**Work required**
Restate the records that follow word for word; no pictures should appear.

**Dataset excerpt**
— start —
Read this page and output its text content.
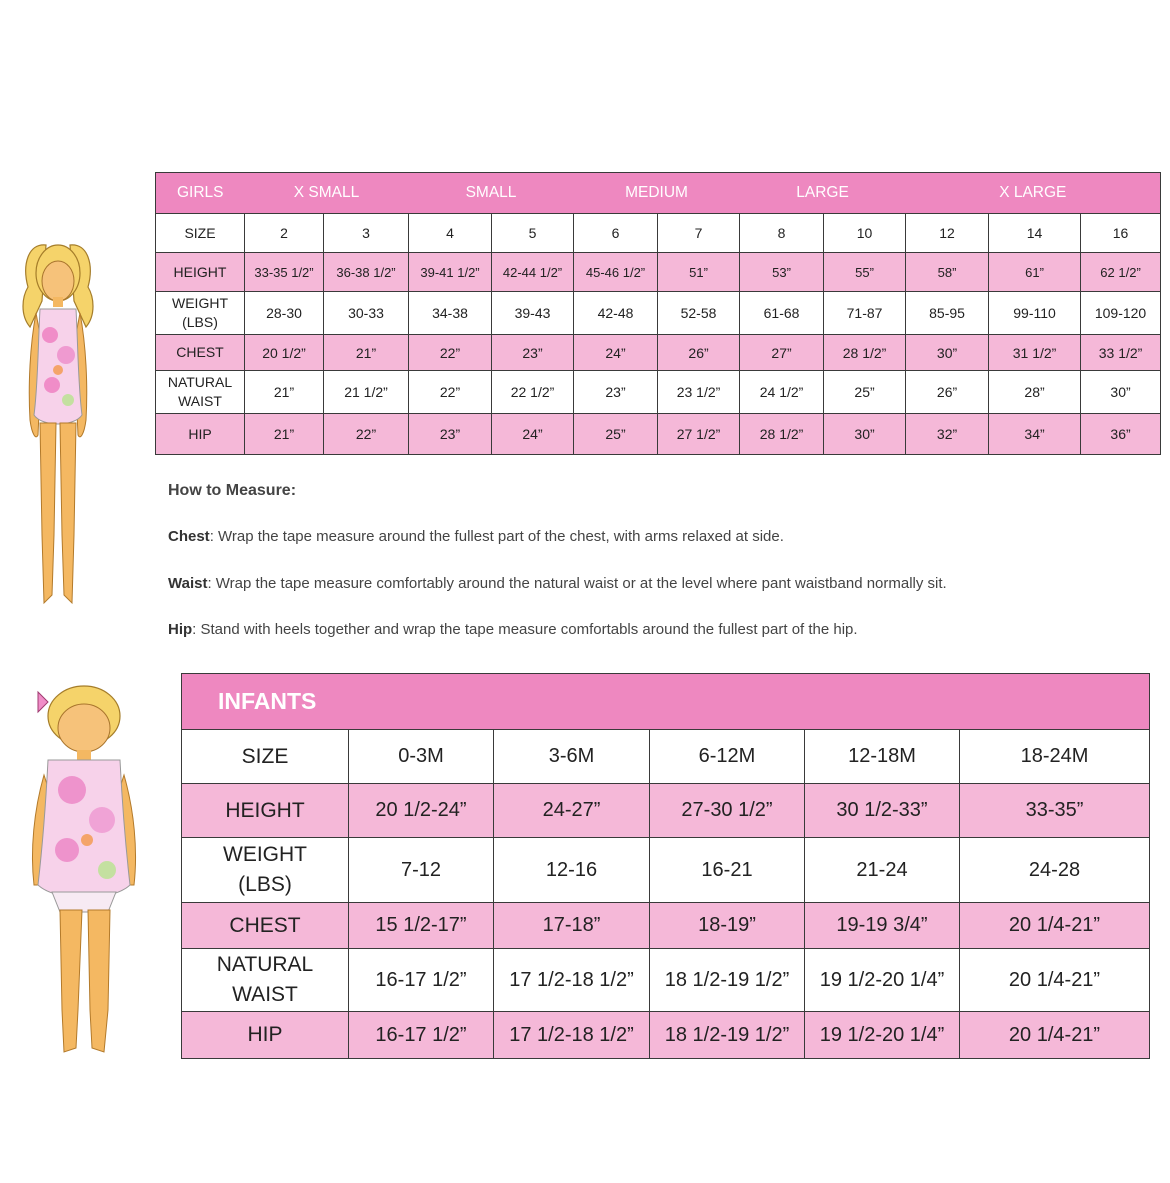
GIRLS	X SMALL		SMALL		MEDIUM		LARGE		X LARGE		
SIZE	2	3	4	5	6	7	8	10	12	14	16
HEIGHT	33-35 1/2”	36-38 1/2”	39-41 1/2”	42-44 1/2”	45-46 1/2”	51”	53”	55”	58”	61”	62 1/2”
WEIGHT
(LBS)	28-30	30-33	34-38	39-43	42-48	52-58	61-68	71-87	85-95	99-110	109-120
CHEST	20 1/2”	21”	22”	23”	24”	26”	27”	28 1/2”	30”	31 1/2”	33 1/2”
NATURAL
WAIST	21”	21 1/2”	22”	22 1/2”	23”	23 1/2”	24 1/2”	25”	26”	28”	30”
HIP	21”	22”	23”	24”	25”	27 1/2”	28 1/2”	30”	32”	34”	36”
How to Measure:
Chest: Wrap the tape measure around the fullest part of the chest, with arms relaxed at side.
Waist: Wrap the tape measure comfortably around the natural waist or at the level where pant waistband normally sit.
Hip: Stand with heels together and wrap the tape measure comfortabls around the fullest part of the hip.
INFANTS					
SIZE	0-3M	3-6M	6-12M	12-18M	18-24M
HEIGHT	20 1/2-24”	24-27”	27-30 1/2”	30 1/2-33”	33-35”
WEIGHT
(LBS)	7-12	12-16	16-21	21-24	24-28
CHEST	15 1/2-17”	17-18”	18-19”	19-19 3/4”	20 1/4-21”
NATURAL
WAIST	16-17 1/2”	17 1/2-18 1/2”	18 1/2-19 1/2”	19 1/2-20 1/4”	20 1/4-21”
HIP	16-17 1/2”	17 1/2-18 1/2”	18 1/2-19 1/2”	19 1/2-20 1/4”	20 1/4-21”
— end —
**The output**
Read this page and output its text content.
GIRLS	X SMALL		SMALL		MEDIUM		LARGE		X LARGE		
SIZE	2	3	4	5	6	7	8	10	12	14	16
HEIGHT	33-35 1/2”	36-38 1/2”	39-41 1/2”	42-44 1/2”	45-46 1/2”	51”	53”	55”	58”	61”	62 1/2”
WEIGHT
(LBS)	28-30	30-33	34-38	39-43	42-48	52-58	61-68	71-87	85-95	99-110	109-120
CHEST	20 1/2”	21”	22”	23”	24”	26”	27”	28 1/2”	30”	31 1/2”	33 1/2”
NATURAL
WAIST	21”	21 1/2”	22”	22 1/2”	23”	23 1/2”	24 1/2”	25”	26”	28”	30”
HIP	21”	22”	23”	24”	25”	27 1/2”	28 1/2”	30”	32”	34”	36”
How to Measure:
Chest: Wrap the tape measure around the fullest part of the chest, with arms relaxed at side.
Waist: Wrap the tape measure comfortably around the natural waist or at the level where pant waistband normally sit.
Hip: Stand with heels together and wrap the tape measure comfortabls around the fullest part of the hip.
INFANTS					
SIZE	0-3M	3-6M	6-12M	12-18M	18-24M
HEIGHT	20 1/2-24”	24-27”	27-30 1/2”	30 1/2-33”	33-35”
WEIGHT
(LBS)	7-12	12-16	16-21	21-24	24-28
CHEST	15 1/2-17”	17-18”	18-19”	19-19 3/4”	20 1/4-21”
NATURAL
WAIST	16-17 1/2”	17 1/2-18 1/2”	18 1/2-19 1/2”	19 1/2-20 1/4”	20 1/4-21”
HIP	16-17 1/2”	17 1/2-18 1/2”	18 1/2-19 1/2”	19 1/2-20 1/4”	20 1/4-21”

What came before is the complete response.